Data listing
===
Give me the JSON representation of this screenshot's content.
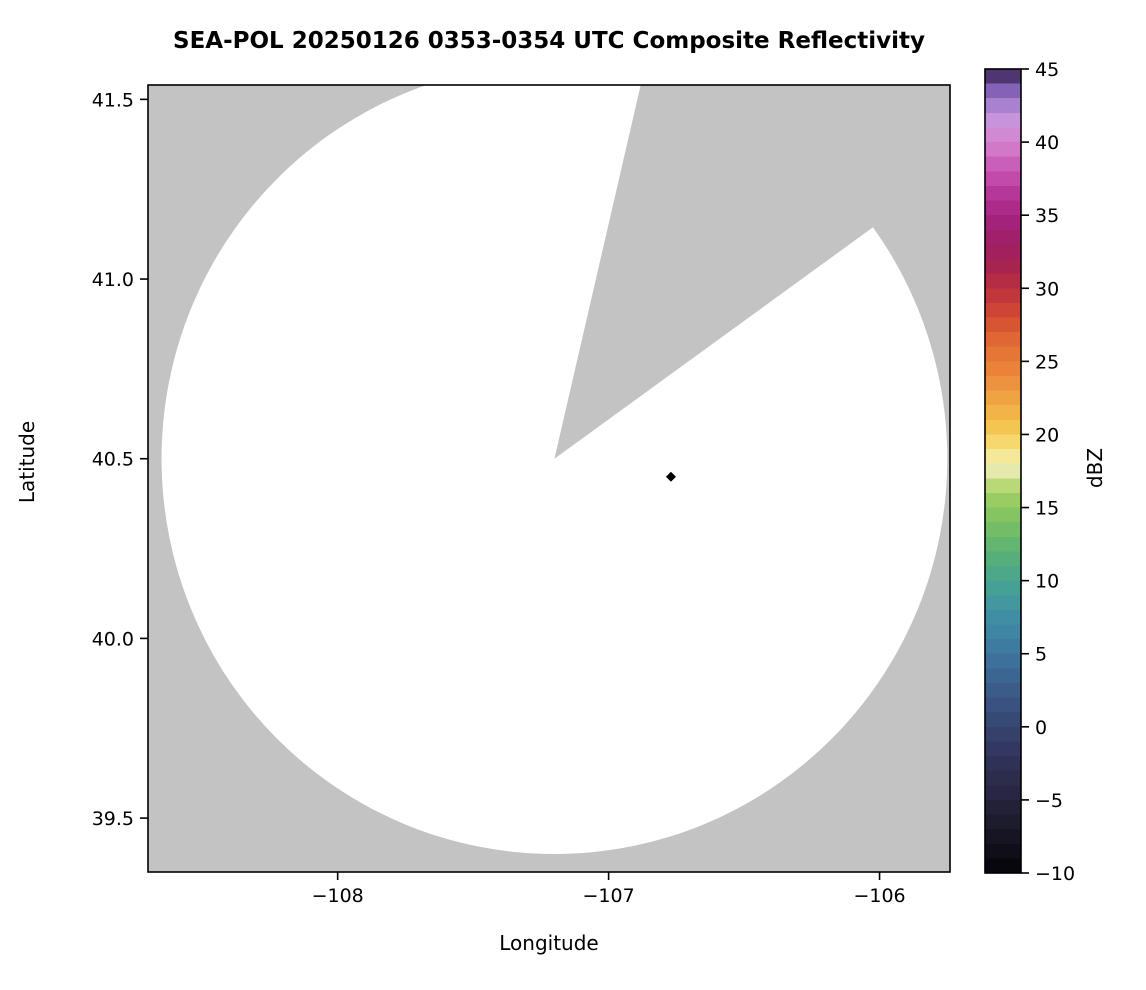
{
  "chart_data": {
    "type": "heatmap",
    "subtype": "radar-ppi-composite-reflectivity-map",
    "title": "SEA-POL 20250126 0353-0354 UTC Composite Reflectivity",
    "xlabel": "Longitude",
    "ylabel": "Latitude",
    "xlim": [
      -108.7,
      -105.74
    ],
    "ylim": [
      39.35,
      41.54
    ],
    "xticks": [
      -108,
      -107,
      -106
    ],
    "xtick_labels": [
      "−108",
      "−107",
      "−106"
    ],
    "yticks": [
      41.5,
      41.0,
      40.5,
      40.0,
      39.5
    ],
    "ytick_labels": [
      "41.5",
      "41.0",
      "40.5",
      "40.0",
      "39.5"
    ],
    "grid": false,
    "background_color": "#c3c3c3",
    "no_echo_color": "#ffffff",
    "radar": {
      "center_lon": -107.2,
      "center_lat": 40.5,
      "range_deg_lon": 1.45,
      "range_deg_lat": 1.1
    },
    "blocked_sector_azimuth_deg": [
      13,
      54
    ],
    "marker_point": {
      "lon": -106.77,
      "lat": 40.45,
      "color": "#000000",
      "shape": "diamond"
    },
    "colorbar": {
      "label": "dBZ",
      "min": -10,
      "max": 45,
      "step": 1,
      "ticks": [
        -10,
        -5,
        0,
        5,
        10,
        15,
        20,
        25,
        30,
        35,
        40,
        45
      ],
      "tick_labels": [
        "−10",
        "−5",
        "0",
        "5",
        "10",
        "15",
        "20",
        "25",
        "30",
        "35",
        "40",
        "45"
      ],
      "stops": [
        {
          "value": -10,
          "color": "#050308"
        },
        {
          "value": -8,
          "color": "#14121f"
        },
        {
          "value": -6,
          "color": "#201e33"
        },
        {
          "value": -4,
          "color": "#2a2947"
        },
        {
          "value": -2,
          "color": "#31345c"
        },
        {
          "value": 0,
          "color": "#364470"
        },
        {
          "value": 2,
          "color": "#3a5784"
        },
        {
          "value": 4,
          "color": "#3c6b97"
        },
        {
          "value": 6,
          "color": "#3e80a4"
        },
        {
          "value": 8,
          "color": "#4093a2"
        },
        {
          "value": 10,
          "color": "#48a590"
        },
        {
          "value": 12,
          "color": "#5bb274"
        },
        {
          "value": 14,
          "color": "#79c160"
        },
        {
          "value": 16,
          "color": "#a3d165"
        },
        {
          "value": 17,
          "color": "#cfe18d"
        },
        {
          "value": 17.8,
          "color": "#f2efbe"
        },
        {
          "value": 18.6,
          "color": "#f7e794"
        },
        {
          "value": 20,
          "color": "#f5cf55"
        },
        {
          "value": 22,
          "color": "#f1ab45"
        },
        {
          "value": 24,
          "color": "#ec8a3b"
        },
        {
          "value": 26,
          "color": "#e46f34"
        },
        {
          "value": 28,
          "color": "#d44c31"
        },
        {
          "value": 30,
          "color": "#bb3040"
        },
        {
          "value": 32,
          "color": "#a22055"
        },
        {
          "value": 34,
          "color": "#9f2073"
        },
        {
          "value": 36,
          "color": "#b02d92"
        },
        {
          "value": 38,
          "color": "#c653b2"
        },
        {
          "value": 40,
          "color": "#d783cf"
        },
        {
          "value": 41.5,
          "color": "#c794dc"
        },
        {
          "value": 43,
          "color": "#9a77cb"
        },
        {
          "value": 44,
          "color": "#6e4fa0"
        },
        {
          "value": 45,
          "color": "#2f1d45"
        }
      ]
    }
  }
}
===
→ Problem description:
Excluding the pictures, restate the records above word for word.

→ Response to the task:
Give me the JSON representation of this screenshot's content.
{
  "chart_data": {
    "type": "heatmap",
    "subtype": "radar-ppi-composite-reflectivity-map",
    "title": "SEA-POL 20250126 0353-0354 UTC Composite Reflectivity",
    "xlabel": "Longitude",
    "ylabel": "Latitude",
    "xlim": [
      -108.7,
      -105.74
    ],
    "ylim": [
      39.35,
      41.54
    ],
    "xticks": [
      -108,
      -107,
      -106
    ],
    "xtick_labels": [
      "−108",
      "−107",
      "−106"
    ],
    "yticks": [
      41.5,
      41.0,
      40.5,
      40.0,
      39.5
    ],
    "ytick_labels": [
      "41.5",
      "41.0",
      "40.5",
      "40.0",
      "39.5"
    ],
    "grid": false,
    "background_color": "#c3c3c3",
    "no_echo_color": "#ffffff",
    "radar": {
      "center_lon": -107.2,
      "center_lat": 40.5,
      "range_deg_lon": 1.45,
      "range_deg_lat": 1.1
    },
    "blocked_sector_azimuth_deg": [
      13,
      54
    ],
    "marker_point": {
      "lon": -106.77,
      "lat": 40.45,
      "color": "#000000",
      "shape": "diamond"
    },
    "colorbar": {
      "label": "dBZ",
      "min": -10,
      "max": 45,
      "step": 1,
      "ticks": [
        -10,
        -5,
        0,
        5,
        10,
        15,
        20,
        25,
        30,
        35,
        40,
        45
      ],
      "tick_labels": [
        "−10",
        "−5",
        "0",
        "5",
        "10",
        "15",
        "20",
        "25",
        "30",
        "35",
        "40",
        "45"
      ],
      "stops": [
        {
          "value": -10,
          "color": "#050308"
        },
        {
          "value": -8,
          "color": "#14121f"
        },
        {
          "value": -6,
          "color": "#201e33"
        },
        {
          "value": -4,
          "color": "#2a2947"
        },
        {
          "value": -2,
          "color": "#31345c"
        },
        {
          "value": 0,
          "color": "#364470"
        },
        {
          "value": 2,
          "color": "#3a5784"
        },
        {
          "value": 4,
          "color": "#3c6b97"
        },
        {
          "value": 6,
          "color": "#3e80a4"
        },
        {
          "value": 8,
          "color": "#4093a2"
        },
        {
          "value": 10,
          "color": "#48a590"
        },
        {
          "value": 12,
          "color": "#5bb274"
        },
        {
          "value": 14,
          "color": "#79c160"
        },
        {
          "value": 16,
          "color": "#a3d165"
        },
        {
          "value": 17,
          "color": "#cfe18d"
        },
        {
          "value": 17.8,
          "color": "#f2efbe"
        },
        {
          "value": 18.6,
          "color": "#f7e794"
        },
        {
          "value": 20,
          "color": "#f5cf55"
        },
        {
          "value": 22,
          "color": "#f1ab45"
        },
        {
          "value": 24,
          "color": "#ec8a3b"
        },
        {
          "value": 26,
          "color": "#e46f34"
        },
        {
          "value": 28,
          "color": "#d44c31"
        },
        {
          "value": 30,
          "color": "#bb3040"
        },
        {
          "value": 32,
          "color": "#a22055"
        },
        {
          "value": 34,
          "color": "#9f2073"
        },
        {
          "value": 36,
          "color": "#b02d92"
        },
        {
          "value": 38,
          "color": "#c653b2"
        },
        {
          "value": 40,
          "color": "#d783cf"
        },
        {
          "value": 41.5,
          "color": "#c794dc"
        },
        {
          "value": 43,
          "color": "#9a77cb"
        },
        {
          "value": 44,
          "color": "#6e4fa0"
        },
        {
          "value": 45,
          "color": "#2f1d45"
        }
      ]
    }
  }
}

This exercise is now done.